### LISTED ENTRIES
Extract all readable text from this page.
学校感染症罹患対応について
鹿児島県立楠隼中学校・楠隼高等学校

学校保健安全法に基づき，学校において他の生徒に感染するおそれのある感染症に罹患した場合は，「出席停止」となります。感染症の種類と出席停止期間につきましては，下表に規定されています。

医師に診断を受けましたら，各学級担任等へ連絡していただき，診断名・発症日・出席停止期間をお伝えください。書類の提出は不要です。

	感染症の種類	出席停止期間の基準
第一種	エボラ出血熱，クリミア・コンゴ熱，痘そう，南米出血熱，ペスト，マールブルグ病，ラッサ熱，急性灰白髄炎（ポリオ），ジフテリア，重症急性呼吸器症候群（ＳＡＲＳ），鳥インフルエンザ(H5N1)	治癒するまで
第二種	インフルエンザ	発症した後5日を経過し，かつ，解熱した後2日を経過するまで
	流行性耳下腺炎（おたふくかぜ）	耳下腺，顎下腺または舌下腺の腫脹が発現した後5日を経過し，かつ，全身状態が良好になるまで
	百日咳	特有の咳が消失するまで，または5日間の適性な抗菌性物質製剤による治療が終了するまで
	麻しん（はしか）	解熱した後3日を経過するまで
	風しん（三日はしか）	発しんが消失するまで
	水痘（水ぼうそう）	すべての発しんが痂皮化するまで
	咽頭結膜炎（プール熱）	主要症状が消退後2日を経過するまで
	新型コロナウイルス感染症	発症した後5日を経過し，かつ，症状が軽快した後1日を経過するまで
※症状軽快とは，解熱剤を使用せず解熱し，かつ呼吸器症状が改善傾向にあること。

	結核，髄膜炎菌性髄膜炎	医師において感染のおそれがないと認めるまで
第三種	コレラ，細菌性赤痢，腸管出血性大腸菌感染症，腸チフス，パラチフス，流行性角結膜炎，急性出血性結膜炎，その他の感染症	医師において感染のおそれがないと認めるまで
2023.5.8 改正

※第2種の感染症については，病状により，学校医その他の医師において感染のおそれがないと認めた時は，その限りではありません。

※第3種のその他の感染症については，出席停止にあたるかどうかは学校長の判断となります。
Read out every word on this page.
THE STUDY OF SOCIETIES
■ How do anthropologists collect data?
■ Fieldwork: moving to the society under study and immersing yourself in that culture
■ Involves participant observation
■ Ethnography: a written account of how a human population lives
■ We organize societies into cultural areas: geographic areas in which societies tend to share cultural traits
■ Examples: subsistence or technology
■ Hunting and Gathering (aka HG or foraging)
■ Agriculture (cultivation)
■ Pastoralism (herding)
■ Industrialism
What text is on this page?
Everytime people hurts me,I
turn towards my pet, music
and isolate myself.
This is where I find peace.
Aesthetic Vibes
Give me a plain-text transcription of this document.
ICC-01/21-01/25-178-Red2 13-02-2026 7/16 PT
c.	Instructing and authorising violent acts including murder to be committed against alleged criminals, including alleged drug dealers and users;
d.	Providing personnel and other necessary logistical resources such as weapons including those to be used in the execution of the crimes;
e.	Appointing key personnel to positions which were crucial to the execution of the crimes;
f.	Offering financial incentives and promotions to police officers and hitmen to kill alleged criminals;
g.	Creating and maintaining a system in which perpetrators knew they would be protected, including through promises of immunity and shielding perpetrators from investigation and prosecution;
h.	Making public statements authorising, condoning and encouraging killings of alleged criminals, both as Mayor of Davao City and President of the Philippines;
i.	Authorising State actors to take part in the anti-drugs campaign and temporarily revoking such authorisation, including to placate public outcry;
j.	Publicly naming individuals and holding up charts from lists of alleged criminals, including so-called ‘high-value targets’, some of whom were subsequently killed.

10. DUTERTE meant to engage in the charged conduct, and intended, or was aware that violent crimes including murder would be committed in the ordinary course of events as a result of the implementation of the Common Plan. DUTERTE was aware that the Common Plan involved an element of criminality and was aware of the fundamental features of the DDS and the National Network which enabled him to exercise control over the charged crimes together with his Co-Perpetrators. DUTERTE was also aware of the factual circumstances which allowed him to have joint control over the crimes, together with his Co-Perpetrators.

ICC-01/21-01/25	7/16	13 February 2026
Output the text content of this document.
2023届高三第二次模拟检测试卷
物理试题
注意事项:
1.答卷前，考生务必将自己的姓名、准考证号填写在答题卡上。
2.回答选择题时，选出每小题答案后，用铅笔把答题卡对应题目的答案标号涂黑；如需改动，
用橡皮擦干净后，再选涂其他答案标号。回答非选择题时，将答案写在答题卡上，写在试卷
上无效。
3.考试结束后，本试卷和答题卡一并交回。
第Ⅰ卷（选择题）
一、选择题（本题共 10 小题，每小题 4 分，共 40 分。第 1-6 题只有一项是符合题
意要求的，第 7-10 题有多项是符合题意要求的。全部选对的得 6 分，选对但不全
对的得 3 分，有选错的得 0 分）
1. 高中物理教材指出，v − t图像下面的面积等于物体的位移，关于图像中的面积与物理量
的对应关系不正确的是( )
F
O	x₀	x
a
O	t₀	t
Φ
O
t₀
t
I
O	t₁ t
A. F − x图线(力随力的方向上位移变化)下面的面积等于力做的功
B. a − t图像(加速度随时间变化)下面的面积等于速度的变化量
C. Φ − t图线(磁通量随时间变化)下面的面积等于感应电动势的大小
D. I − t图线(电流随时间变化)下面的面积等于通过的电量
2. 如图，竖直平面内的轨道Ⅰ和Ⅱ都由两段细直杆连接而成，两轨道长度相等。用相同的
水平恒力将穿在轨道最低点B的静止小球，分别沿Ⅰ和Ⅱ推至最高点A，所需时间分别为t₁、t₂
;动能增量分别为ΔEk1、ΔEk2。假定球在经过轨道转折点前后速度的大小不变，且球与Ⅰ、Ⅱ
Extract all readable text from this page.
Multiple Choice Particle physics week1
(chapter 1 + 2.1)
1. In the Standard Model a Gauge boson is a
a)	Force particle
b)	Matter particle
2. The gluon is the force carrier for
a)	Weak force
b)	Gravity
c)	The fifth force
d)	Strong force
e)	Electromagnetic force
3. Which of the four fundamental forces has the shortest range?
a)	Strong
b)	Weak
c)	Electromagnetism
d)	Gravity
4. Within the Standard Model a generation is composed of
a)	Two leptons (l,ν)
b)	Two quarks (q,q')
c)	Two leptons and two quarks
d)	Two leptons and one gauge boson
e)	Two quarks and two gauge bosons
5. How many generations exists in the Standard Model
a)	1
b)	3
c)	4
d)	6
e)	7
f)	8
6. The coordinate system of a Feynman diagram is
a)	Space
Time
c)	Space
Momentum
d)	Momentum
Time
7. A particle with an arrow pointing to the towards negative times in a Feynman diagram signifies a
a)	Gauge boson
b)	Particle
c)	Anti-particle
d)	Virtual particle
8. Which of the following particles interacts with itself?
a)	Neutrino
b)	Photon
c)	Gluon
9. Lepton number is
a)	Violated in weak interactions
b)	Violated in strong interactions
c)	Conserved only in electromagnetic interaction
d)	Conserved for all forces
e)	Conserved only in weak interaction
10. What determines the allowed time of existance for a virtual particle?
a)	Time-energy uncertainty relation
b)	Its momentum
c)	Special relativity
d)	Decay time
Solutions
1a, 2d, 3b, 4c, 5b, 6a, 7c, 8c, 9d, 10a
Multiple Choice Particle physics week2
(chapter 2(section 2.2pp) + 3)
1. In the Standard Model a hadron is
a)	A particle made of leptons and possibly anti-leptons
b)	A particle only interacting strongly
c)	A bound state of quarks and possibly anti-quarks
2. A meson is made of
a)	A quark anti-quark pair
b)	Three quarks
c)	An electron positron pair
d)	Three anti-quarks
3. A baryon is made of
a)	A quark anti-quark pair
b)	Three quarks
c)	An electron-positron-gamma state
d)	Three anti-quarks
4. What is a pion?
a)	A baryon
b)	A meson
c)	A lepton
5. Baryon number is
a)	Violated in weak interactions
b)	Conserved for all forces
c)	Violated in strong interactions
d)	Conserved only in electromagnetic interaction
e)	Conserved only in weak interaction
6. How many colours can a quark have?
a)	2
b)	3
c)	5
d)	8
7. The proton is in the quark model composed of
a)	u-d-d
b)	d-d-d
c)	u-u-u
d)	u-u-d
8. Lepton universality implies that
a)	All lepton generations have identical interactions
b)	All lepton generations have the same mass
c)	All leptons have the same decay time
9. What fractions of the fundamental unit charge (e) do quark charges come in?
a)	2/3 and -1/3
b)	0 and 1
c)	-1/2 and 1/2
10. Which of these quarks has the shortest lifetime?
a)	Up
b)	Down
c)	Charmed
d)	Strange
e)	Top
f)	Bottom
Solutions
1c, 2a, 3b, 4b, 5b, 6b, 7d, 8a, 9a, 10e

### SET PROBLEM
Pick out each line above that includes "leptons" and show it.

### COMPLETED TASK
a)	Two leptons (l,ν)
c)	Two leptons and two quarks
d)	Two leptons and one gauge boson
a)	A particle made of leptons and possibly anti-leptons
c)	All leptons have the same decay time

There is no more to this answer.